EXERCISE DETAILS:
Restate the full set of records exactly, word for word.

[Data records]
= = = = =
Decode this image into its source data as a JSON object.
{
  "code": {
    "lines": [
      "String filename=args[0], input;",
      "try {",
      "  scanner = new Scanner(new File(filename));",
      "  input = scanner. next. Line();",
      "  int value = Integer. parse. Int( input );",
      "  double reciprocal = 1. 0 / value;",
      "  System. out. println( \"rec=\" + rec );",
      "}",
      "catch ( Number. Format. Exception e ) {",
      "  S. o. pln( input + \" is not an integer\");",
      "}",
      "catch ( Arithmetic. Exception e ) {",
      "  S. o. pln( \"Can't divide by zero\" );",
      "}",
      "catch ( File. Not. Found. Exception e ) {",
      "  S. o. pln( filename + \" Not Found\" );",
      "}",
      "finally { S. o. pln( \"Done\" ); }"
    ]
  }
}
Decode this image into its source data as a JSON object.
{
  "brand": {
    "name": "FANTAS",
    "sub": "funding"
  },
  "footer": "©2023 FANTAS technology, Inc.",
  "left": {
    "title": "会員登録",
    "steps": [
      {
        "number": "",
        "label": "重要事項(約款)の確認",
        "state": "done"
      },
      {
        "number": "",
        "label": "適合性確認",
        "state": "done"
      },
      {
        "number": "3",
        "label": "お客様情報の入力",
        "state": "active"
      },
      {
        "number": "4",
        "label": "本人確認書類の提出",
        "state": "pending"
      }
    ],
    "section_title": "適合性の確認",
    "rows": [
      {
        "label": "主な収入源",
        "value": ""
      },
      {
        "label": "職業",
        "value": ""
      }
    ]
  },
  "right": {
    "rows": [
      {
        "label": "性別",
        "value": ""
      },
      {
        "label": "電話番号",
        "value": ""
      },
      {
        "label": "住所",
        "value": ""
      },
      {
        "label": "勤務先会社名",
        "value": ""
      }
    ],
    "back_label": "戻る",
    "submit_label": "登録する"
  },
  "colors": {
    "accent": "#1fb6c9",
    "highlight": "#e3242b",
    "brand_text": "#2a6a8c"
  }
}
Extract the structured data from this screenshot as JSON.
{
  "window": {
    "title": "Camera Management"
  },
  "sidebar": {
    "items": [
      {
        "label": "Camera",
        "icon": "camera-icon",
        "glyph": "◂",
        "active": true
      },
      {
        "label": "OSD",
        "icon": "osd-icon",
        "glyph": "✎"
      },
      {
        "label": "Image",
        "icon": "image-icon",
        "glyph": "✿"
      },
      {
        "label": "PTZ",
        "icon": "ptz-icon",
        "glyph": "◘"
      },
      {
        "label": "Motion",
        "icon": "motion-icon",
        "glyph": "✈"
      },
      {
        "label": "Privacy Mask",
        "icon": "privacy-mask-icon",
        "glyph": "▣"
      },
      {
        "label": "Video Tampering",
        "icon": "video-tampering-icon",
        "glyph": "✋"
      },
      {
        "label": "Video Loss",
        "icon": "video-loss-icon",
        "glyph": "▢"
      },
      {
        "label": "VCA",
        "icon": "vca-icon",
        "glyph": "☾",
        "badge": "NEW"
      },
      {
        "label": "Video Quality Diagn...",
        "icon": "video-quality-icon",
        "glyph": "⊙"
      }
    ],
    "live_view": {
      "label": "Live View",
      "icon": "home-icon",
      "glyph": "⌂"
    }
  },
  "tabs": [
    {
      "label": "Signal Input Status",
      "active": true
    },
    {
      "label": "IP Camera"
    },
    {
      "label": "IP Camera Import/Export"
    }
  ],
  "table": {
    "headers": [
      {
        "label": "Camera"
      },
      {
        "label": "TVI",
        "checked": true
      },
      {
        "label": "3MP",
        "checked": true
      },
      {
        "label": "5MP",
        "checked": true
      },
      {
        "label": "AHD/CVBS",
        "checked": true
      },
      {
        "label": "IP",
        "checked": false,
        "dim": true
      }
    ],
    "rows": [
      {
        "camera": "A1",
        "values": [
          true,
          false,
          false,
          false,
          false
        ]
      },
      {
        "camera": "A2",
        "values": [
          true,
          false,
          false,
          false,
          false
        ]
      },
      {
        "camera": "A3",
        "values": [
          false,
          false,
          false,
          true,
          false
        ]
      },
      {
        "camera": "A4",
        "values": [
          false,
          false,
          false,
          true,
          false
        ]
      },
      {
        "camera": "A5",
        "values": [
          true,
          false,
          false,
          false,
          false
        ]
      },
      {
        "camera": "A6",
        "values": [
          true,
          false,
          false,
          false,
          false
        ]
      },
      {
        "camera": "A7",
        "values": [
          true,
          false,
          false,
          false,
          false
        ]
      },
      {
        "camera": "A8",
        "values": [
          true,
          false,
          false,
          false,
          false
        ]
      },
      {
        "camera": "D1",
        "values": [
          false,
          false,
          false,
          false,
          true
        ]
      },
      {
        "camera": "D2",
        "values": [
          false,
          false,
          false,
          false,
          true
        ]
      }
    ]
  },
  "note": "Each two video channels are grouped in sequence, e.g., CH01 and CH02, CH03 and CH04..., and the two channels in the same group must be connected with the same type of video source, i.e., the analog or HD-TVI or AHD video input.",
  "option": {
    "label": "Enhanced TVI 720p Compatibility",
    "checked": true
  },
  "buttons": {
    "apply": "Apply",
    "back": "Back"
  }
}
= = = = =
ANSWER:
Decode this image into its source data as a JSON object.
{
  "code": {
    "lines": [
      "String filename=args[0], input;",
      "try {",
      "  scanner = new Scanner(new File(filename));",
      "  input = scanner. next. Line();",
      "  int value = Integer. parse. Int( input );",
      "  double reciprocal = 1. 0 / value;",
      "  System. out. println( \"rec=\" + rec );",
      "}",
      "catch ( Number. Format. Exception e ) {",
      "  S. o. pln( input + \" is not an integer\");",
      "}",
      "catch ( Arithmetic. Exception e ) {",
      "  S. o. pln( \"Can't divide by zero\" );",
      "}",
      "catch ( File. Not. Found. Exception e ) {",
      "  S. o. pln( filename + \" Not Found\" );",
      "}",
      "finally { S. o. pln( \"Done\" ); }"
    ]
  }
}
Decode this image into its source data as a JSON object.
{
  "brand": {
    "name": "FANTAS",
    "sub": "funding"
  },
  "footer": "©2023 FANTAS technology, Inc.",
  "left": {
    "title": "会員登録",
    "steps": [
      {
        "number": "",
        "label": "重要事項(約款)の確認",
        "state": "done"
      },
      {
        "number": "",
        "label": "適合性確認",
        "state": "done"
      },
      {
        "number": "3",
        "label": "お客様情報の入力",
        "state": "active"
      },
      {
        "number": "4",
        "label": "本人確認書類の提出",
        "state": "pending"
      }
    ],
    "section_title": "適合性の確認",
    "rows": [
      {
        "label": "主な収入源",
        "value": ""
      },
      {
        "label": "職業",
        "value": ""
      }
    ]
  },
  "right": {
    "rows": [
      {
        "label": "性別",
        "value": ""
      },
      {
        "label": "電話番号",
        "value": ""
      },
      {
        "label": "住所",
        "value": ""
      },
      {
        "label": "勤務先会社名",
        "value": ""
      }
    ],
    "back_label": "戻る",
    "submit_label": "登録する"
  },
  "colors": {
    "accent": "#1fb6c9",
    "highlight": "#e3242b",
    "brand_text": "#2a6a8c"
  }
}
Extract the structured data from this screenshot as JSON.
{
  "window": {
    "title": "Camera Management"
  },
  "sidebar": {
    "items": [
      {
        "label": "Camera",
        "icon": "camera-icon",
        "glyph": "◂",
        "active": true
      },
      {
        "label": "OSD",
        "icon": "osd-icon",
        "glyph": "✎"
      },
      {
        "label": "Image",
        "icon": "image-icon",
        "glyph": "✿"
      },
      {
        "label": "PTZ",
        "icon": "ptz-icon",
        "glyph": "◘"
      },
      {
        "label": "Motion",
        "icon": "motion-icon",
        "glyph": "✈"
      },
      {
        "label": "Privacy Mask",
        "icon": "privacy-mask-icon",
        "glyph": "▣"
      },
      {
        "label": "Video Tampering",
        "icon": "video-tampering-icon",
        "glyph": "✋"
      },
      {
        "label": "Video Loss",
        "icon": "video-loss-icon",
        "glyph": "▢"
      },
      {
        "label": "VCA",
        "icon": "vca-icon",
        "glyph": "☾",
        "badge": "NEW"
      },
      {
        "label": "Video Quality Diagn...",
        "icon": "video-quality-icon",
        "glyph": "⊙"
      }
    ],
    "live_view": {
      "label": "Live View",
      "icon": "home-icon",
      "glyph": "⌂"
    }
  },
  "tabs": [
    {
      "label": "Signal Input Status",
      "active": true
    },
    {
      "label": "IP Camera"
    },
    {
      "label": "IP Camera Import/Export"
    }
  ],
  "table": {
    "headers": [
      {
        "label": "Camera"
      },
      {
        "label": "TVI",
        "checked": true
      },
      {
        "label": "3MP",
        "checked": true
      },
      {
        "label": "5MP",
        "checked": true
      },
      {
        "label": "AHD/CVBS",
        "checked": true
      },
      {
        "label": "IP",
        "checked": false,
        "dim": true
      }
    ],
    "rows": [
      {
        "camera": "A1",
        "values": [
          true,
          false,
          false,
          false,
          false
        ]
      },
      {
        "camera": "A2",
        "values": [
          true,
          false,
          false,
          false,
          false
        ]
      },
      {
        "camera": "A3",
        "values": [
          false,
          false,
          false,
          true,
          false
        ]
      },
      {
        "camera": "A4",
        "values": [
          false,
          false,
          false,
          true,
          false
        ]
      },
      {
        "camera": "A5",
        "values": [
          true,
          false,
          false,
          false,
          false
        ]
      },
      {
        "camera": "A6",
        "values": [
          true,
          false,
          false,
          false,
          false
        ]
      },
      {
        "camera": "A7",
        "values": [
          true,
          false,
          false,
          false,
          false
        ]
      },
      {
        "camera": "A8",
        "values": [
          true,
          false,
          false,
          false,
          false
        ]
      },
      {
        "camera": "D1",
        "values": [
          false,
          false,
          false,
          false,
          true
        ]
      },
      {
        "camera": "D2",
        "values": [
          false,
          false,
          false,
          false,
          true
        ]
      }
    ]
  },
  "note": "Each two video channels are grouped in sequence, e.g., CH01 and CH02, CH03 and CH04..., and the two channels in the same group must be connected with the same type of video source, i.e., the analog or HD-TVI or AHD video input.",
  "option": {
    "label": "Enhanced TVI 720p Compatibility",
    "checked": true
  },
  "buttons": {
    "apply": "Apply",
    "back": "Back"
  }
}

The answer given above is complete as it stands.